The data must be returned in full and exactly as given.

*Supplied records*:
────────────────────────────────────────
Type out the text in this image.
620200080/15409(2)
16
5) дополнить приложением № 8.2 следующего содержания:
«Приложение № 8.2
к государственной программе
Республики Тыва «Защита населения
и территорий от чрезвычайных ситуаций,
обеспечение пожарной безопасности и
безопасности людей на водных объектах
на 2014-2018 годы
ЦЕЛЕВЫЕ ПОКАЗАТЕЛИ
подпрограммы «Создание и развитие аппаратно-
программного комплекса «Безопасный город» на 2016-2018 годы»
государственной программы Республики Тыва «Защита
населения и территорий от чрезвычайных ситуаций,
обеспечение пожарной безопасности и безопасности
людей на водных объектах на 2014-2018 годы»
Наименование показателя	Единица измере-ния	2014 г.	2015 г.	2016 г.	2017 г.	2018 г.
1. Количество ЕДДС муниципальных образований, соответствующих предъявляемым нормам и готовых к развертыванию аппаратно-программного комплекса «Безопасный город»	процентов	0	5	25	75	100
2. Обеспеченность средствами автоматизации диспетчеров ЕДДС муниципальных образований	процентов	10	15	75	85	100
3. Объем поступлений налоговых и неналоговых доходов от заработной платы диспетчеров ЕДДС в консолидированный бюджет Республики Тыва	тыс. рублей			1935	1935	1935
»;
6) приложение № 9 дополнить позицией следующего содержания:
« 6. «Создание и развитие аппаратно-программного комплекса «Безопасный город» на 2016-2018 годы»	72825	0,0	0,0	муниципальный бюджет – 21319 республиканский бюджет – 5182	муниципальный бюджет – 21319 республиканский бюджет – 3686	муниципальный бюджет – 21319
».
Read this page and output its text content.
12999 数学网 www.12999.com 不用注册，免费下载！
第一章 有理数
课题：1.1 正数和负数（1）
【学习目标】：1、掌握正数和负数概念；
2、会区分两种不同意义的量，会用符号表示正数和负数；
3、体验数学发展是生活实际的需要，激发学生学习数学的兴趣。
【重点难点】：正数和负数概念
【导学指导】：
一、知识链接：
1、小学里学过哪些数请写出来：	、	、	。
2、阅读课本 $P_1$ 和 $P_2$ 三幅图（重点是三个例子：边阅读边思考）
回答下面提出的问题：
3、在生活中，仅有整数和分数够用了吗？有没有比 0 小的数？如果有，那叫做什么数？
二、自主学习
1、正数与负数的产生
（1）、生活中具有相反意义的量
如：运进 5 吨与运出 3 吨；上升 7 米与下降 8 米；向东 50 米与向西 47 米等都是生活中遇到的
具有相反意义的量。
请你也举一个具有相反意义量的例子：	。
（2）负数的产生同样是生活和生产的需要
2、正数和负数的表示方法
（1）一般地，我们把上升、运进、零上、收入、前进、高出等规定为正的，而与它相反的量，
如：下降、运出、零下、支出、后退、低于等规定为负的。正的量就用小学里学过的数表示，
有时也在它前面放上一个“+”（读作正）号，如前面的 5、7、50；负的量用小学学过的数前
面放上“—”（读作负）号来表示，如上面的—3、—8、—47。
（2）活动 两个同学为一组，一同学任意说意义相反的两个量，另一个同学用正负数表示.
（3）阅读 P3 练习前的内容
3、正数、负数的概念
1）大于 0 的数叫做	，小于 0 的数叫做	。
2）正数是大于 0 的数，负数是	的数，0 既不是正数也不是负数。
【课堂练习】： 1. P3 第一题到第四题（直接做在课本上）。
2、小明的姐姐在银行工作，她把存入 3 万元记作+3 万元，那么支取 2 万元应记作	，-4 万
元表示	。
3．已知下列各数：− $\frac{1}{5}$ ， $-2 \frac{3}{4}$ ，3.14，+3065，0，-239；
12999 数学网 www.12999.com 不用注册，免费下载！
────────────────────────────────────────
*Written response*:
Type out the text in this image.
620200080/15409(2)
16
5) дополнить приложением № 8.2 следующего содержания:
«Приложение № 8.2
к государственной программе
Республики Тыва «Защита населения
и территорий от чрезвычайных ситуаций,
обеспечение пожарной безопасности и
безопасности людей на водных объектах
на 2014-2018 годы
ЦЕЛЕВЫЕ ПОКАЗАТЕЛИ
подпрограммы «Создание и развитие аппаратно-
программного комплекса «Безопасный город» на 2016-2018 годы»
государственной программы Республики Тыва «Защита
населения и территорий от чрезвычайных ситуаций,
обеспечение пожарной безопасности и безопасности
людей на водных объектах на 2014-2018 годы»
Наименование показателя	Единица измере-ния	2014 г.	2015 г.	2016 г.	2017 г.	2018 г.
1. Количество ЕДДС муниципальных образований, соответствующих предъявляемым нормам и готовых к развертыванию аппаратно-программного комплекса «Безопасный город»	процентов	0	5	25	75	100
2. Обеспеченность средствами автоматизации диспетчеров ЕДДС муниципальных образований	процентов	10	15	75	85	100
3. Объем поступлений налоговых и неналоговых доходов от заработной платы диспетчеров ЕДДС в консолидированный бюджет Республики Тыва	тыс. рублей			1935	1935	1935
»;
6) приложение № 9 дополнить позицией следующего содержания:
« 6. «Создание и развитие аппаратно-программного комплекса «Безопасный город» на 2016-2018 годы»	72825	0,0	0,0	муниципальный бюджет – 21319 республиканский бюджет – 5182	муниципальный бюджет – 21319 республиканский бюджет – 3686	муниципальный бюджет – 21319
».
Read this page and output its text content.
12999 数学网 www.12999.com 不用注册，免费下载！
第一章 有理数
课题：1.1 正数和负数（1）
【学习目标】：1、掌握正数和负数概念；
2、会区分两种不同意义的量，会用符号表示正数和负数；
3、体验数学发展是生活实际的需要，激发学生学习数学的兴趣。
【重点难点】：正数和负数概念
【导学指导】：
一、知识链接：
1、小学里学过哪些数请写出来：	、	、	。
2、阅读课本 $P_1$ 和 $P_2$ 三幅图（重点是三个例子：边阅读边思考）
回答下面提出的问题：
3、在生活中，仅有整数和分数够用了吗？有没有比 0 小的数？如果有，那叫做什么数？
二、自主学习
1、正数与负数的产生
（1）、生活中具有相反意义的量
如：运进 5 吨与运出 3 吨；上升 7 米与下降 8 米；向东 50 米与向西 47 米等都是生活中遇到的
具有相反意义的量。
请你也举一个具有相反意义量的例子：	。
（2）负数的产生同样是生活和生产的需要
2、正数和负数的表示方法
（1）一般地，我们把上升、运进、零上、收入、前进、高出等规定为正的，而与它相反的量，
如：下降、运出、零下、支出、后退、低于等规定为负的。正的量就用小学里学过的数表示，
有时也在它前面放上一个“+”（读作正）号，如前面的 5、7、50；负的量用小学学过的数前
面放上“—”（读作负）号来表示，如上面的—3、—8、—47。
（2）活动 两个同学为一组，一同学任意说意义相反的两个量，另一个同学用正负数表示.
（3）阅读 P3 练习前的内容
3、正数、负数的概念
1）大于 0 的数叫做	，小于 0 的数叫做	。
2）正数是大于 0 的数，负数是	的数，0 既不是正数也不是负数。
【课堂练习】： 1. P3 第一题到第四题（直接做在课本上）。
2、小明的姐姐在银行工作，她把存入 3 万元记作+3 万元，那么支取 2 万元应记作	，-4 万
元表示	。
3．已知下列各数：− $\frac{1}{5}$ ， $-2 \frac{3}{4}$ ，3.14，+3065，0，-239；
12999 数学网 www.12999.com 不用注册，免费下载！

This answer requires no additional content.